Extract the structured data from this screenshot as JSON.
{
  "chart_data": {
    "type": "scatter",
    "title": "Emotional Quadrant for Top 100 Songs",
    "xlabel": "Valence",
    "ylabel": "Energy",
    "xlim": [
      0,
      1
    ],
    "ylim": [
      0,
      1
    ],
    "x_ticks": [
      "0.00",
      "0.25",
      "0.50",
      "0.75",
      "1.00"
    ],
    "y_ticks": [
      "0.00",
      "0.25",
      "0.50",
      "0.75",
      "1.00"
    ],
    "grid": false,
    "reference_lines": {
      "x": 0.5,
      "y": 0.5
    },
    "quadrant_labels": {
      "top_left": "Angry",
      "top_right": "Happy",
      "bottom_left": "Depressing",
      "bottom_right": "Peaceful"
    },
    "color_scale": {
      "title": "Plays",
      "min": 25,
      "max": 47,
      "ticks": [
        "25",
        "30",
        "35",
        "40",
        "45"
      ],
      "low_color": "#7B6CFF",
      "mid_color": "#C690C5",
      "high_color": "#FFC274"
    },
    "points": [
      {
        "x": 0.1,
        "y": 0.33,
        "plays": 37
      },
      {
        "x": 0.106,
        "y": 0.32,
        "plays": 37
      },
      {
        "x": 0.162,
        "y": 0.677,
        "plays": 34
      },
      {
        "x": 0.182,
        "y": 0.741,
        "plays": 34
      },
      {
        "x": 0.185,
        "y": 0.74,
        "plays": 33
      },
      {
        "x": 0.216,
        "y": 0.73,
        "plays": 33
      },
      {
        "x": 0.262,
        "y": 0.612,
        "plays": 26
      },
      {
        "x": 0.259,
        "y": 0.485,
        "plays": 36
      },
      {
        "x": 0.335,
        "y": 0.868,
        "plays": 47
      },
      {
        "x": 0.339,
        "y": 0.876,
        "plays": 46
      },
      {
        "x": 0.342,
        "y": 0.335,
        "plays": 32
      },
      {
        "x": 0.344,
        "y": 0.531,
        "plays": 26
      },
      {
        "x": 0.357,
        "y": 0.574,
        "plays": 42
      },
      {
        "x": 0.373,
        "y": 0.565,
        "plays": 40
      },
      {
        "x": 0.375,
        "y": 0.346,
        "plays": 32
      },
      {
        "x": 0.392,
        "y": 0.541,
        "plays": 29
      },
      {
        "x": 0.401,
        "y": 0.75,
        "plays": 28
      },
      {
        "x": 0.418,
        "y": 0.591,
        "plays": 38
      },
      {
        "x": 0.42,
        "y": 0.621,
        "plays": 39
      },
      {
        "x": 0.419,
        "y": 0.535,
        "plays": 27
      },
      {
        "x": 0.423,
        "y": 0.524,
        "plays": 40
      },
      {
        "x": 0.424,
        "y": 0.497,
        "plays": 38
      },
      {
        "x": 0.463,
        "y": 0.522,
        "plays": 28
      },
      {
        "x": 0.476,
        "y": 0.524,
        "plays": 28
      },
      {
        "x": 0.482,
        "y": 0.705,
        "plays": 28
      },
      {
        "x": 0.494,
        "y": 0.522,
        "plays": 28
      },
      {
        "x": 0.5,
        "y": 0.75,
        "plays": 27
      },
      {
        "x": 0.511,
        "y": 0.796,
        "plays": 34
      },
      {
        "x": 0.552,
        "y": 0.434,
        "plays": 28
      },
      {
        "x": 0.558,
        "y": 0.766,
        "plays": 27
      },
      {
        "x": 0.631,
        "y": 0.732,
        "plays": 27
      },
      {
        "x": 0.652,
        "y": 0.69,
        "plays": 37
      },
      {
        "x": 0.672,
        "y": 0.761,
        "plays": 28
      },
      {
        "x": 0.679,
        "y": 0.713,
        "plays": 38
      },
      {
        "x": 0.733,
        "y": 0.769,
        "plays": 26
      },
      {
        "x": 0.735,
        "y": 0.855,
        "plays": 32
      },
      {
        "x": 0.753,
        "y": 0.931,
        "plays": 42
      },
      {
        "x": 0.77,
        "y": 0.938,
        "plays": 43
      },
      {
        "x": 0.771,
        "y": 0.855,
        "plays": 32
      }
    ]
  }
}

What to work on:
Copy out the whole listing exactly.

Response to this task:
Extract the structured data from this screenshot as JSON.
{
  "chart_data": {
    "type": "scatter",
    "title": "Emotional Quadrant for Top 100 Songs",
    "xlabel": "Valence",
    "ylabel": "Energy",
    "xlim": [
      0,
      1
    ],
    "ylim": [
      0,
      1
    ],
    "x_ticks": [
      "0.00",
      "0.25",
      "0.50",
      "0.75",
      "1.00"
    ],
    "y_ticks": [
      "0.00",
      "0.25",
      "0.50",
      "0.75",
      "1.00"
    ],
    "grid": false,
    "reference_lines": {
      "x": 0.5,
      "y": 0.5
    },
    "quadrant_labels": {
      "top_left": "Angry",
      "top_right": "Happy",
      "bottom_left": "Depressing",
      "bottom_right": "Peaceful"
    },
    "color_scale": {
      "title": "Plays",
      "min": 25,
      "max": 47,
      "ticks": [
        "25",
        "30",
        "35",
        "40",
        "45"
      ],
      "low_color": "#7B6CFF",
      "mid_color": "#C690C5",
      "high_color": "#FFC274"
    },
    "points": [
      {
        "x": 0.1,
        "y": 0.33,
        "plays": 37
      },
      {
        "x": 0.106,
        "y": 0.32,
        "plays": 37
      },
      {
        "x": 0.162,
        "y": 0.677,
        "plays": 34
      },
      {
        "x": 0.182,
        "y": 0.741,
        "plays": 34
      },
      {
        "x": 0.185,
        "y": 0.74,
        "plays": 33
      },
      {
        "x": 0.216,
        "y": 0.73,
        "plays": 33
      },
      {
        "x": 0.262,
        "y": 0.612,
        "plays": 26
      },
      {
        "x": 0.259,
        "y": 0.485,
        "plays": 36
      },
      {
        "x": 0.335,
        "y": 0.868,
        "plays": 47
      },
      {
        "x": 0.339,
        "y": 0.876,
        "plays": 46
      },
      {
        "x": 0.342,
        "y": 0.335,
        "plays": 32
      },
      {
        "x": 0.344,
        "y": 0.531,
        "plays": 26
      },
      {
        "x": 0.357,
        "y": 0.574,
        "plays": 42
      },
      {
        "x": 0.373,
        "y": 0.565,
        "plays": 40
      },
      {
        "x": 0.375,
        "y": 0.346,
        "plays": 32
      },
      {
        "x": 0.392,
        "y": 0.541,
        "plays": 29
      },
      {
        "x": 0.401,
        "y": 0.75,
        "plays": 28
      },
      {
        "x": 0.418,
        "y": 0.591,
        "plays": 38
      },
      {
        "x": 0.42,
        "y": 0.621,
        "plays": 39
      },
      {
        "x": 0.419,
        "y": 0.535,
        "plays": 27
      },
      {
        "x": 0.423,
        "y": 0.524,
        "plays": 40
      },
      {
        "x": 0.424,
        "y": 0.497,
        "plays": 38
      },
      {
        "x": 0.463,
        "y": 0.522,
        "plays": 28
      },
      {
        "x": 0.476,
        "y": 0.524,
        "plays": 28
      },
      {
        "x": 0.482,
        "y": 0.705,
        "plays": 28
      },
      {
        "x": 0.494,
        "y": 0.522,
        "plays": 28
      },
      {
        "x": 0.5,
        "y": 0.75,
        "plays": 27
      },
      {
        "x": 0.511,
        "y": 0.796,
        "plays": 34
      },
      {
        "x": 0.552,
        "y": 0.434,
        "plays": 28
      },
      {
        "x": 0.558,
        "y": 0.766,
        "plays": 27
      },
      {
        "x": 0.631,
        "y": 0.732,
        "plays": 27
      },
      {
        "x": 0.652,
        "y": 0.69,
        "plays": 37
      },
      {
        "x": 0.672,
        "y": 0.761,
        "plays": 28
      },
      {
        "x": 0.679,
        "y": 0.713,
        "plays": 38
      },
      {
        "x": 0.733,
        "y": 0.769,
        "plays": 26
      },
      {
        "x": 0.735,
        "y": 0.855,
        "plays": 32
      },
      {
        "x": 0.753,
        "y": 0.931,
        "plays": 42
      },
      {
        "x": 0.77,
        "y": 0.938,
        "plays": 43
      },
      {
        "x": 0.771,
        "y": 0.855,
        "plays": 32
      }
    ]
  }
}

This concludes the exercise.